• PROBLEM DETAILS
Omit the images, then output each of the records below exactly.

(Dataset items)

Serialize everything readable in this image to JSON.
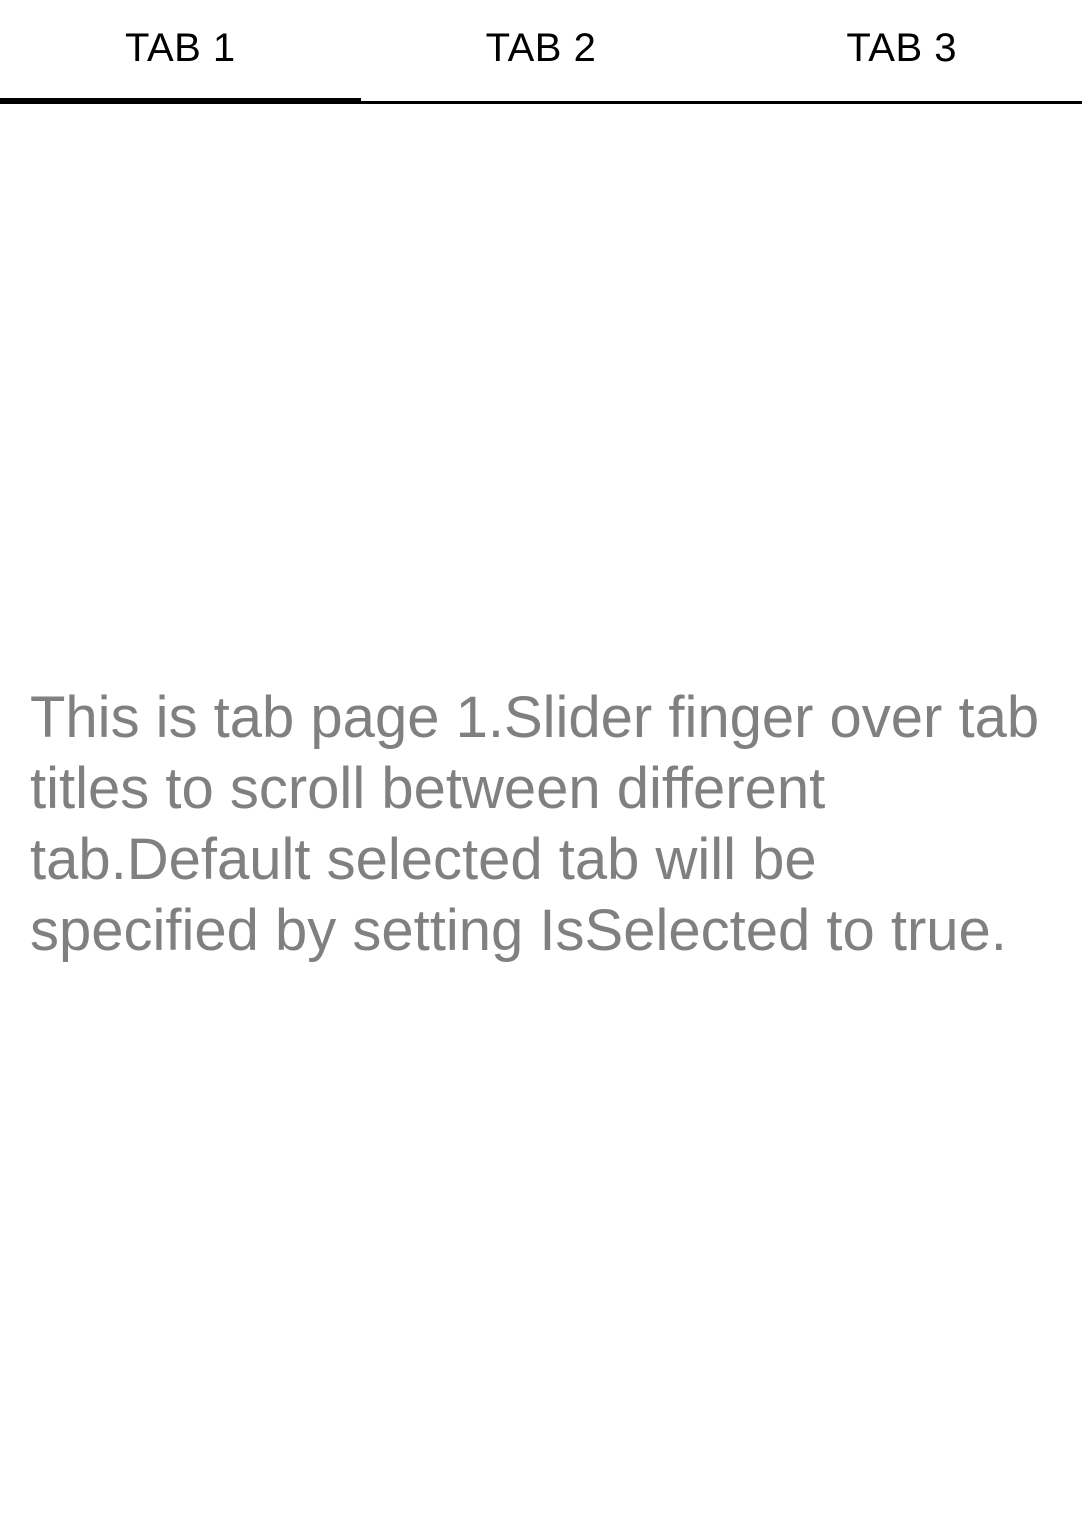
{
  "tabs": [
    {
      "label": "TAB 1",
      "selected": true
    },
    {
      "label": "TAB 2",
      "selected": false
    },
    {
      "label": "TAB 3",
      "selected": false
    }
  ],
  "content": {
    "text": "This is tab page 1.Slider finger over tab titles to scroll between different tab.Default selected tab will be specified by setting IsSelected to true."
  },
  "colors": {
    "tab_text": "#000000",
    "indicator": "#000000",
    "body_text": "#808080",
    "background": "#ffffff"
  }
}
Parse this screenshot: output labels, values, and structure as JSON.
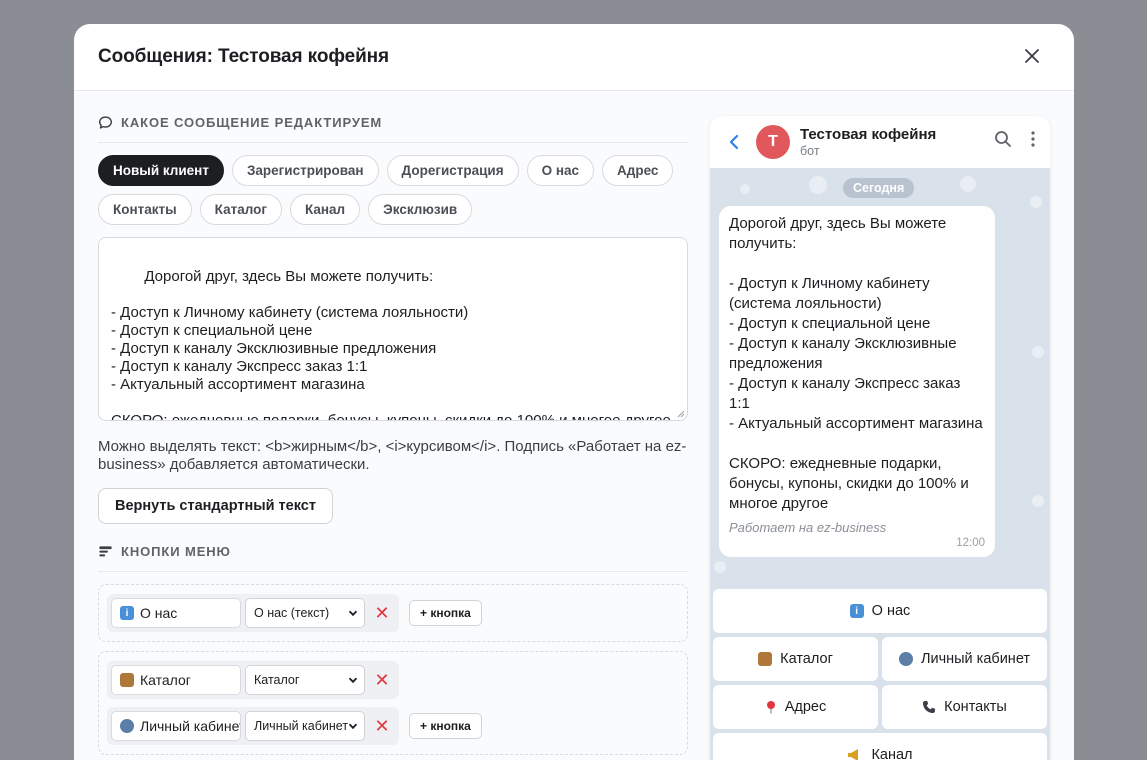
{
  "modal": {
    "title": "Сообщения: Тестовая кофейня"
  },
  "section_message": {
    "title": "Какое сообщение редактируем",
    "chips": [
      {
        "label": "Новый клиент",
        "active": true
      },
      {
        "label": "Зарегистрирован"
      },
      {
        "label": "Дорегистрация"
      },
      {
        "label": "О нас"
      },
      {
        "label": "Адрес"
      },
      {
        "label": "Контакты"
      },
      {
        "label": "Каталог"
      },
      {
        "label": "Канал"
      },
      {
        "label": "Эксклюзив"
      }
    ],
    "editor_text": "Дорогой друг, здесь Вы можете получить:\n\n- Доступ к Личному кабинету (система лояльности)\n- Доступ к специальной цене\n- Доступ к каналу Эксклюзивные предложения\n- Доступ к каналу Экспресс заказ 1:1\n- Актуальный ассортимент магазина\n\nСКОРО: ежедневные подарки, бонусы, купоны, скидки до 100% и многое другое",
    "hint": "Можно выделять текст: <b>жирным</b>, <i>курсивом</i>. Подпись «Работает на ez-business» добавляется автоматически.",
    "reset_label": "Вернуть стандартный текст"
  },
  "section_buttons": {
    "title": "Кнопки меню",
    "row1": {
      "label": "О нас",
      "select": "О нас (текст)",
      "add": "+ кнопка"
    },
    "row2a": {
      "label": "Каталог",
      "select": "Каталог"
    },
    "row2b": {
      "label": "Личный кабинет",
      "select": "Личный кабинет",
      "add": "+ кнопка"
    }
  },
  "preview": {
    "chat_name": "Тестовая кофейня",
    "chat_status": "бот",
    "avatar_letter": "Т",
    "date": "Сегодня",
    "message": "Дорогой друг, здесь Вы можете получить:\n\n- Доступ к Личному кабинету (система лояльности)\n- Доступ к специальной цене\n- Доступ к каналу Эксклюзивные предложения\n- Доступ к каналу Экспресс заказ 1:1\n- Актуальный ассортимент магазина\n\nСКОРО: ежедневные подарки, бонусы, купоны, скидки до 100% и многое другое",
    "signature": "Работает на ez-business",
    "time": "12:00",
    "keyboard": {
      "about": "О нас",
      "catalog": "Каталог",
      "cabinet": "Личный кабинет",
      "address": "Адрес",
      "contacts": "Контакты",
      "channel": "Канал"
    }
  },
  "colors": {
    "accent": "#1c1e21",
    "avatar": "#e0585c",
    "danger": "#e0383e",
    "link": "#2f80ed"
  }
}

• WRITTEN SOLUTION
Serialize everything readable in this image to JSON.
{
  "tabs": [
    {
      "label": "TAB 1",
      "selected": true
    },
    {
      "label": "TAB 2",
      "selected": false
    },
    {
      "label": "TAB 3",
      "selected": false
    }
  ],
  "content": {
    "text": "This is tab page 1.Slider finger over tab titles to scroll between different tab.Default selected tab will be specified by setting IsSelected to true."
  },
  "colors": {
    "tab_text": "#000000",
    "indicator": "#000000",
    "body_text": "#808080",
    "background": "#ffffff"
  }
}
Parse this screenshot: output labels, values, and structure as JSON.
{
  "modal": {
    "title": "Сообщения: Тестовая кофейня"
  },
  "section_message": {
    "title": "Какое сообщение редактируем",
    "chips": [
      {
        "label": "Новый клиент",
        "active": true
      },
      {
        "label": "Зарегистрирован"
      },
      {
        "label": "Дорегистрация"
      },
      {
        "label": "О нас"
      },
      {
        "label": "Адрес"
      },
      {
        "label": "Контакты"
      },
      {
        "label": "Каталог"
      },
      {
        "label": "Канал"
      },
      {
        "label": "Эксклюзив"
      }
    ],
    "editor_text": "Дорогой друг, здесь Вы можете получить:\n\n- Доступ к Личному кабинету (система лояльности)\n- Доступ к специальной цене\n- Доступ к каналу Эксклюзивные предложения\n- Доступ к каналу Экспресс заказ 1:1\n- Актуальный ассортимент магазина\n\nСКОРО: ежедневные подарки, бонусы, купоны, скидки до 100% и многое другое",
    "hint": "Можно выделять текст: <b>жирным</b>, <i>курсивом</i>. Подпись «Работает на ez-business» добавляется автоматически.",
    "reset_label": "Вернуть стандартный текст"
  },
  "section_buttons": {
    "title": "Кнопки меню",
    "row1": {
      "label": "О нас",
      "select": "О нас (текст)",
      "add": "+ кнопка"
    },
    "row2a": {
      "label": "Каталог",
      "select": "Каталог"
    },
    "row2b": {
      "label": "Личный кабинет",
      "select": "Личный кабинет",
      "add": "+ кнопка"
    }
  },
  "preview": {
    "chat_name": "Тестовая кофейня",
    "chat_status": "бот",
    "avatar_letter": "Т",
    "date": "Сегодня",
    "message": "Дорогой друг, здесь Вы можете получить:\n\n- Доступ к Личному кабинету (система лояльности)\n- Доступ к специальной цене\n- Доступ к каналу Эксклюзивные предложения\n- Доступ к каналу Экспресс заказ 1:1\n- Актуальный ассортимент магазина\n\nСКОРО: ежедневные подарки, бонусы, купоны, скидки до 100% и многое другое",
    "signature": "Работает на ez-business",
    "time": "12:00",
    "keyboard": {
      "about": "О нас",
      "catalog": "Каталог",
      "cabinet": "Личный кабинет",
      "address": "Адрес",
      "contacts": "Контакты",
      "channel": "Канал"
    }
  },
  "colors": {
    "accent": "#1c1e21",
    "avatar": "#e0585c",
    "danger": "#e0383e",
    "link": "#2f80ed"
  }
}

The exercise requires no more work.